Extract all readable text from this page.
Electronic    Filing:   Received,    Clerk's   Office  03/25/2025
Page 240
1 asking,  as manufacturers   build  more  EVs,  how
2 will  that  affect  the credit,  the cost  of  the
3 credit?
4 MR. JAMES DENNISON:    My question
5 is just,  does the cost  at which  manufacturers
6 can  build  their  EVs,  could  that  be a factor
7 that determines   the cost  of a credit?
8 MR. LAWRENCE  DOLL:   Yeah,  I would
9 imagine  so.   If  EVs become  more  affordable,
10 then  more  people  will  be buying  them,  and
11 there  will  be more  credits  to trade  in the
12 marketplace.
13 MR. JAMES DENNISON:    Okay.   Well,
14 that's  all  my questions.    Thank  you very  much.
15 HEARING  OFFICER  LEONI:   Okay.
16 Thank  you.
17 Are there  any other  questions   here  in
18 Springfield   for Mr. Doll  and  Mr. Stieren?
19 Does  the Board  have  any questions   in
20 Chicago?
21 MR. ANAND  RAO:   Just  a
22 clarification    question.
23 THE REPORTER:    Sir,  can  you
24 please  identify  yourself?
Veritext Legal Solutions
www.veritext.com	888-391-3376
------------------------------------------------------------------------
#### Direction:
Reproduce every line of the data verbatim.

#### Problem solution:
Extract all readable text from this page.
Electronic    Filing:   Received,    Clerk's   Office  03/25/2025
Page 240
1 asking,  as manufacturers   build  more  EVs,  how
2 will  that  affect  the credit,  the cost  of  the
3 credit?
4 MR. JAMES DENNISON:    My question
5 is just,  does the cost  at which  manufacturers
6 can  build  their  EVs,  could  that  be a factor
7 that determines   the cost  of a credit?
8 MR. LAWRENCE  DOLL:   Yeah,  I would
9 imagine  so.   If  EVs become  more  affordable,
10 then  more  people  will  be buying  them,  and
11 there  will  be more  credits  to trade  in the
12 marketplace.
13 MR. JAMES DENNISON:    Okay.   Well,
14 that's  all  my questions.    Thank  you very  much.
15 HEARING  OFFICER  LEONI:   Okay.
16 Thank  you.
17 Are there  any other  questions   here  in
18 Springfield   for Mr. Doll  and  Mr. Stieren?
19 Does  the Board  have  any questions   in
20 Chicago?
21 MR. ANAND  RAO:   Just  a
22 clarification    question.
23 THE REPORTER:    Sir,  can  you
24 please  identify  yourself?
Veritext Legal Solutions
www.veritext.com	888-391-3376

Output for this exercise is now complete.